Data excerpts
========

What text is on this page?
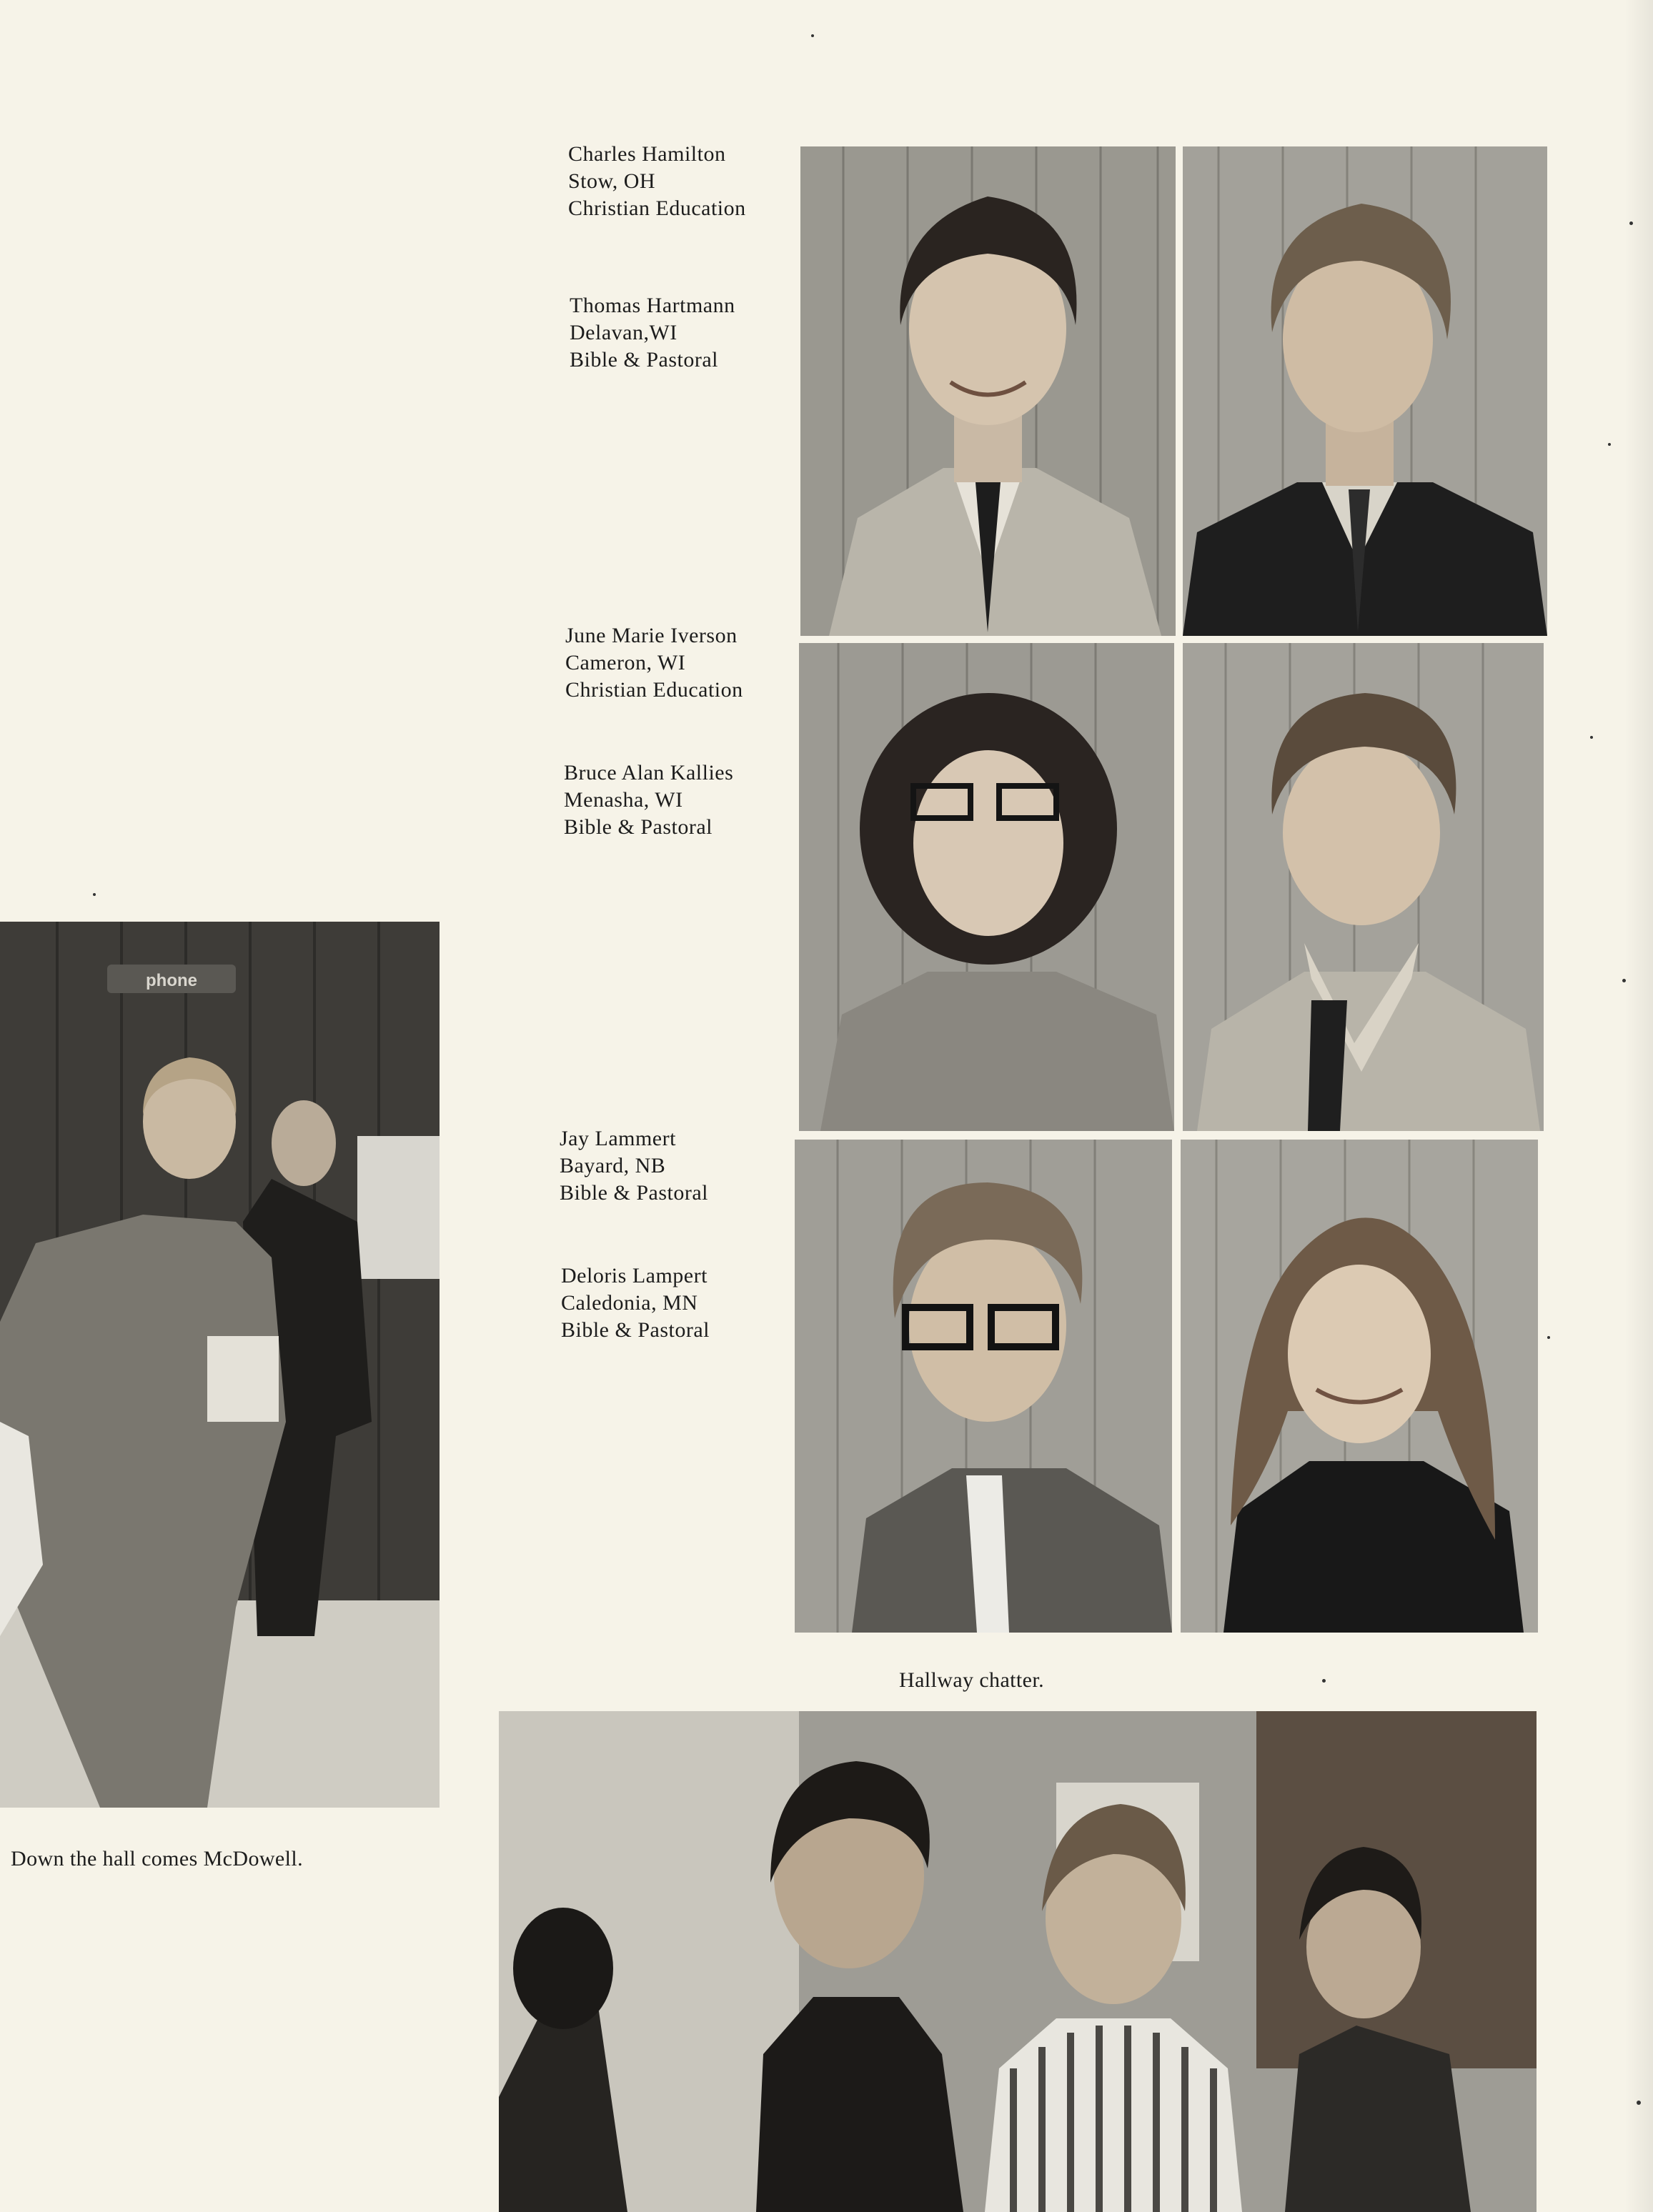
Charles Hamilton
Stow, OH
Christian Education
Thomas Hartmann
Delavan,WI
Bible & Pastoral
June Marie Iverson
Cameron, WI
Christian Education
Bruce Alan Kallies
Menasha, WI
Bible & Pastoral
Jay Lammert
Bayard, NB
Bible & Pastoral
Deloris Lampert
Caledonia, MN
Bible & Pastoral
phone
Down the hall comes McDowell.
Hallway chatter.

========

Task requirements:
Repeat the data above exactly, but not the pictures.

Solution:
What text is on this page?
Charles Hamilton
Stow, OH
Christian Education
Thomas Hartmann
Delavan,WI
Bible & Pastoral
June Marie Iverson
Cameron, WI
Christian Education
Bruce Alan Kallies
Menasha, WI
Bible & Pastoral
Jay Lammert
Bayard, NB
Bible & Pastoral
Deloris Lampert
Caledonia, MN
Bible & Pastoral
phone
Down the hall comes McDowell.
Hallway chatter.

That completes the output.